[Extracted records]
++++++++
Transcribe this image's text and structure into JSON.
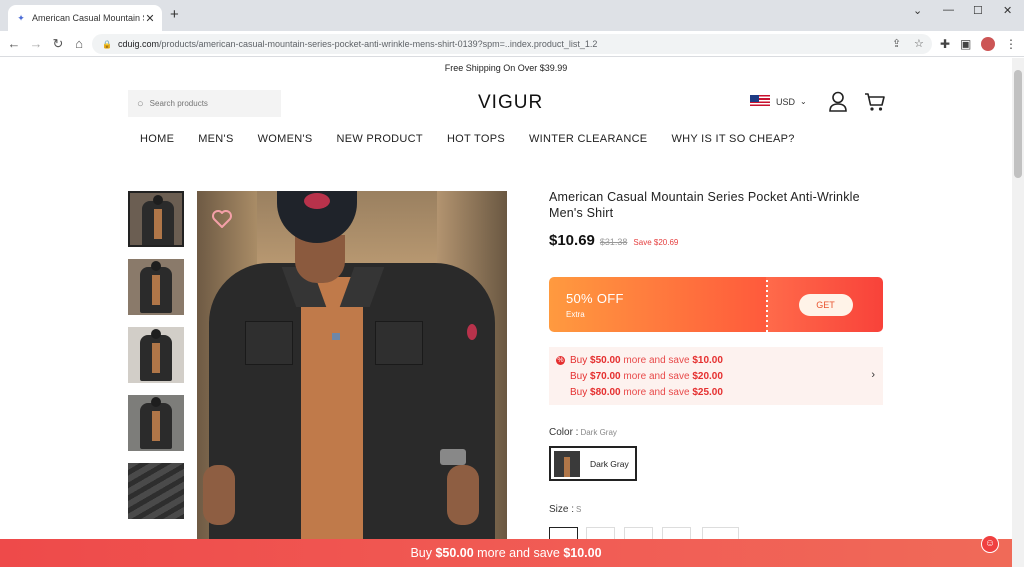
{
  "browser": {
    "tab_title": "American Casual Mountain Series",
    "tab_close": "✕",
    "new_tab": "+",
    "url_host": "cduig.com",
    "url_path": "/products/american-casual-mountain-series-pocket-anti-wrinkle-mens-shirt-0139?spm=..index.product_list_1.2",
    "window_controls": [
      "⌄",
      "—",
      "☐",
      "✕"
    ]
  },
  "site": {
    "promo_text": "Free Shipping On Over $39.99",
    "search_placeholder": "Search products",
    "logo": "VIGUR",
    "currency": "USD",
    "nav": [
      "HOME",
      "MEN'S",
      "WOMEN'S",
      "NEW PRODUCT",
      "HOT TOPS",
      "WINTER CLEARANCE",
      "WHY IS IT SO CHEAP?"
    ]
  },
  "product": {
    "title": "American Casual Mountain Series Pocket Anti-Wrinkle Men's Shirt",
    "price": "$10.69",
    "old_price": "$31.38",
    "save": "Save $20.69",
    "coupon": {
      "discount": "50% OFF",
      "sub": "Extra",
      "button": "GET"
    },
    "tiers": [
      {
        "pre": "Buy ",
        "amount": "$50.00",
        "mid": " more and save ",
        "save": "$10.00"
      },
      {
        "pre": "Buy ",
        "amount": "$70.00",
        "mid": " more and save ",
        "save": "$20.00"
      },
      {
        "pre": "Buy ",
        "amount": "$80.00",
        "mid": " more and save ",
        "save": "$25.00"
      }
    ],
    "color_label": "Color :",
    "color_value": "Dark Gray",
    "swatch_name": "Dark Gray",
    "size_label": "Size :",
    "size_value": "S"
  },
  "bottom_bar": {
    "pre": "Buy ",
    "amount": "$50.00",
    "mid": " more and save ",
    "save": "$10.00"
  },
  "colors": {
    "accent_red": "#e52f2f",
    "coupon_orange": "#ff9a3f"
  }
}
++++++++
§ GOAL OF THE EXERCISE
Quote all the records verbatim, dropping any pictures from your copy.

§ ANSWER FOR THE TASK
Transcribe this image's text and structure into JSON.
{
  "browser": {
    "tab_title": "American Casual Mountain Series",
    "tab_close": "✕",
    "new_tab": "+",
    "url_host": "cduig.com",
    "url_path": "/products/american-casual-mountain-series-pocket-anti-wrinkle-mens-shirt-0139?spm=..index.product_list_1.2",
    "window_controls": [
      "⌄",
      "—",
      "☐",
      "✕"
    ]
  },
  "site": {
    "promo_text": "Free Shipping On Over $39.99",
    "search_placeholder": "Search products",
    "logo": "VIGUR",
    "currency": "USD",
    "nav": [
      "HOME",
      "MEN'S",
      "WOMEN'S",
      "NEW PRODUCT",
      "HOT TOPS",
      "WINTER CLEARANCE",
      "WHY IS IT SO CHEAP?"
    ]
  },
  "product": {
    "title": "American Casual Mountain Series Pocket Anti-Wrinkle Men's Shirt",
    "price": "$10.69",
    "old_price": "$31.38",
    "save": "Save $20.69",
    "coupon": {
      "discount": "50% OFF",
      "sub": "Extra",
      "button": "GET"
    },
    "tiers": [
      {
        "pre": "Buy ",
        "amount": "$50.00",
        "mid": " more and save ",
        "save": "$10.00"
      },
      {
        "pre": "Buy ",
        "amount": "$70.00",
        "mid": " more and save ",
        "save": "$20.00"
      },
      {
        "pre": "Buy ",
        "amount": "$80.00",
        "mid": " more and save ",
        "save": "$25.00"
      }
    ],
    "color_label": "Color :",
    "color_value": "Dark Gray",
    "swatch_name": "Dark Gray",
    "size_label": "Size :",
    "size_value": "S"
  },
  "bottom_bar": {
    "pre": "Buy ",
    "amount": "$50.00",
    "mid": " more and save ",
    "save": "$10.00"
  },
  "colors": {
    "accent_red": "#e52f2f",
    "coupon_orange": "#ff9a3f"
  }
}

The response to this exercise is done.